▶ AIM OF THE EXERCISE
The data below should be restated word for word, with every picture omitted.
────────────────
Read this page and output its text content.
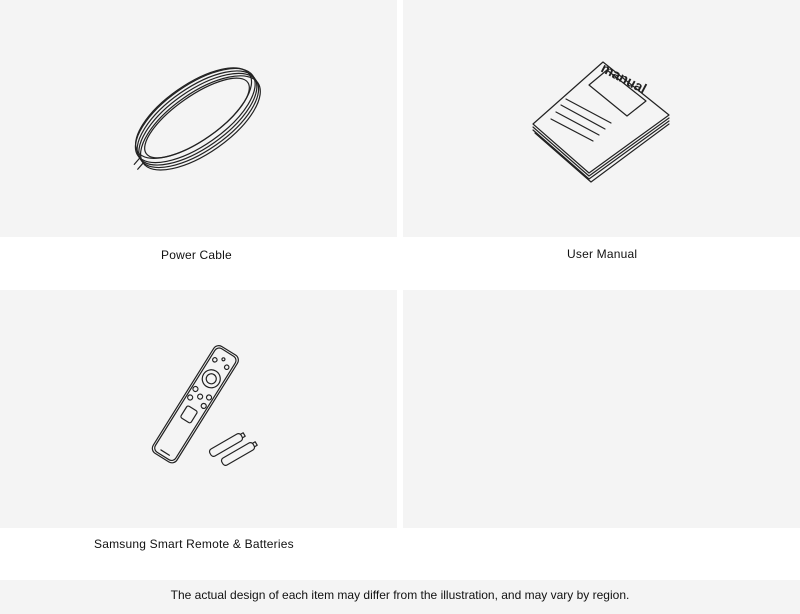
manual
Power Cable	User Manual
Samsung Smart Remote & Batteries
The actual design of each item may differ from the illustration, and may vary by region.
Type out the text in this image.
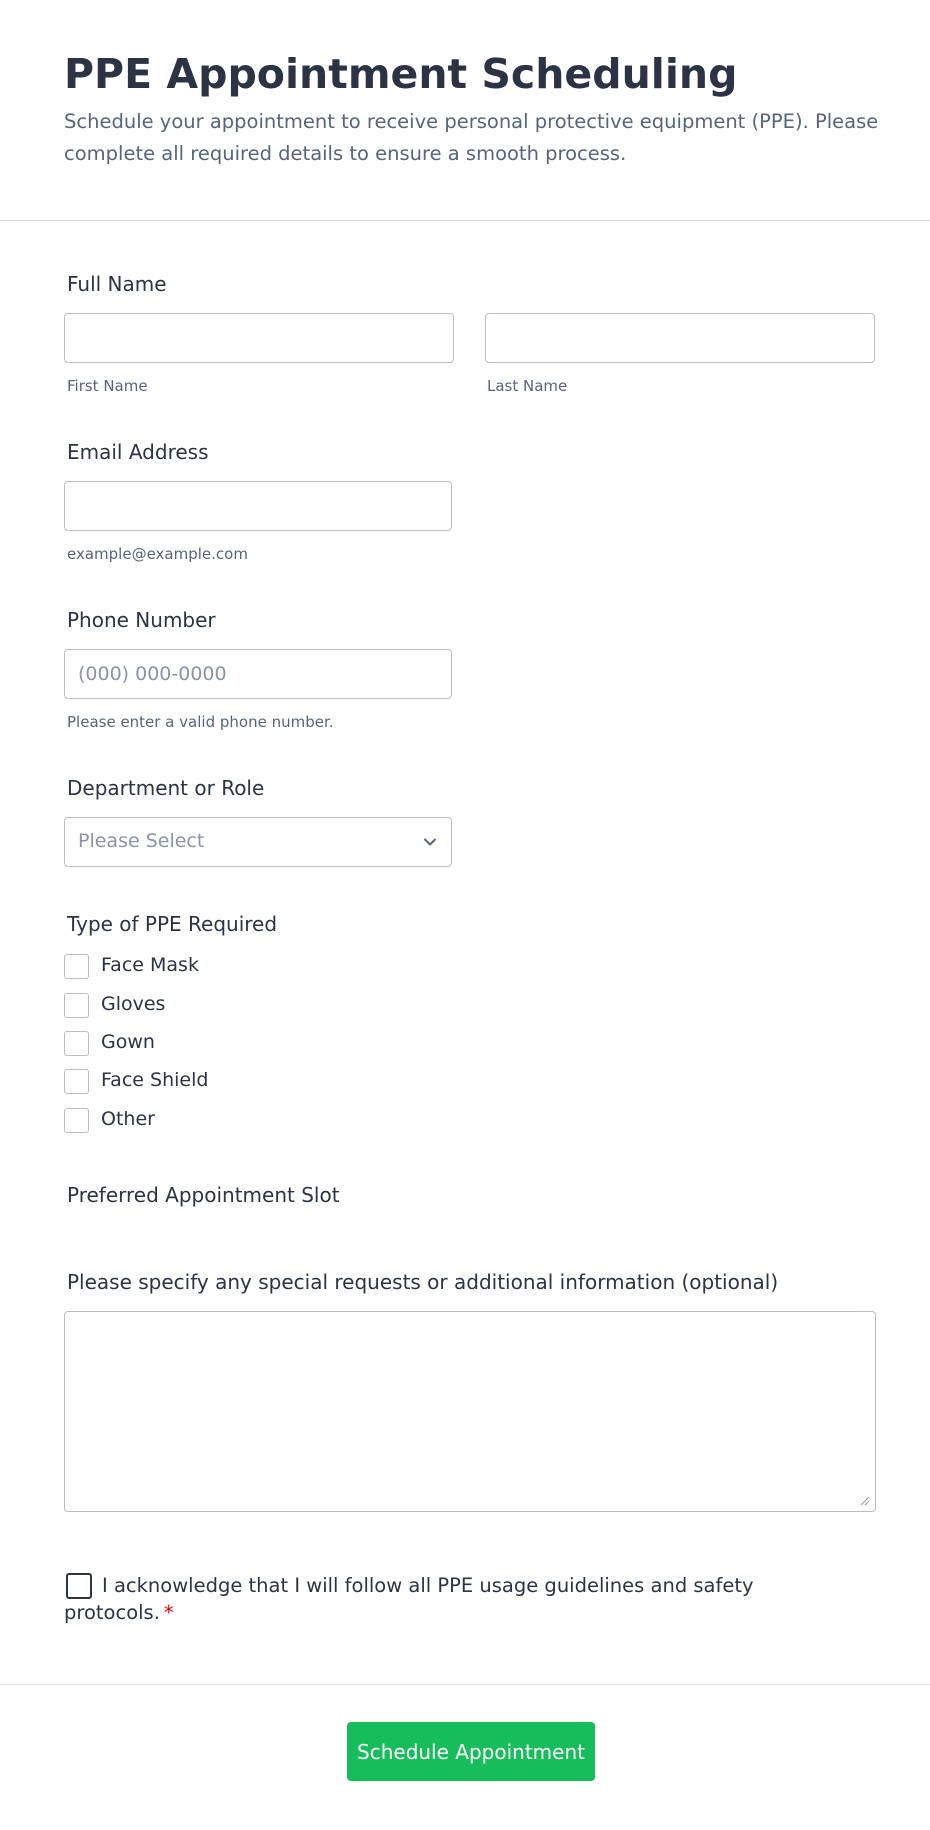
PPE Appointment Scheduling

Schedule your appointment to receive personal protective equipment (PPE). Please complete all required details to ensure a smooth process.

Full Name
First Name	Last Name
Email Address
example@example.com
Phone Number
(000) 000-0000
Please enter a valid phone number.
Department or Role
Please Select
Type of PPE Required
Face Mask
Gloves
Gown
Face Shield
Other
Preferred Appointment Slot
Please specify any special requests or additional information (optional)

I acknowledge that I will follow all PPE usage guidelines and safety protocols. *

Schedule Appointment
────────────────
▶ THE REPLY
Read this page and output its text content.
manual
Power Cable	User Manual
Samsung Smart Remote & Batteries
The actual design of each item may differ from the illustration, and may vary by region.
Type out the text in this image.
PPE Appointment Scheduling

Schedule your appointment to receive personal protective equipment (PPE). Please complete all required details to ensure a smooth process.

Full Name
First Name	Last Name
Email Address
example@example.com
Phone Number
(000) 000-0000
Please enter a valid phone number.
Department or Role
Please Select
Type of PPE Required
Face Mask
Gloves
Gown
Face Shield
Other
Preferred Appointment Slot
Please specify any special requests or additional information (optional)

I acknowledge that I will follow all PPE usage guidelines and safety protocols. *

Schedule Appointment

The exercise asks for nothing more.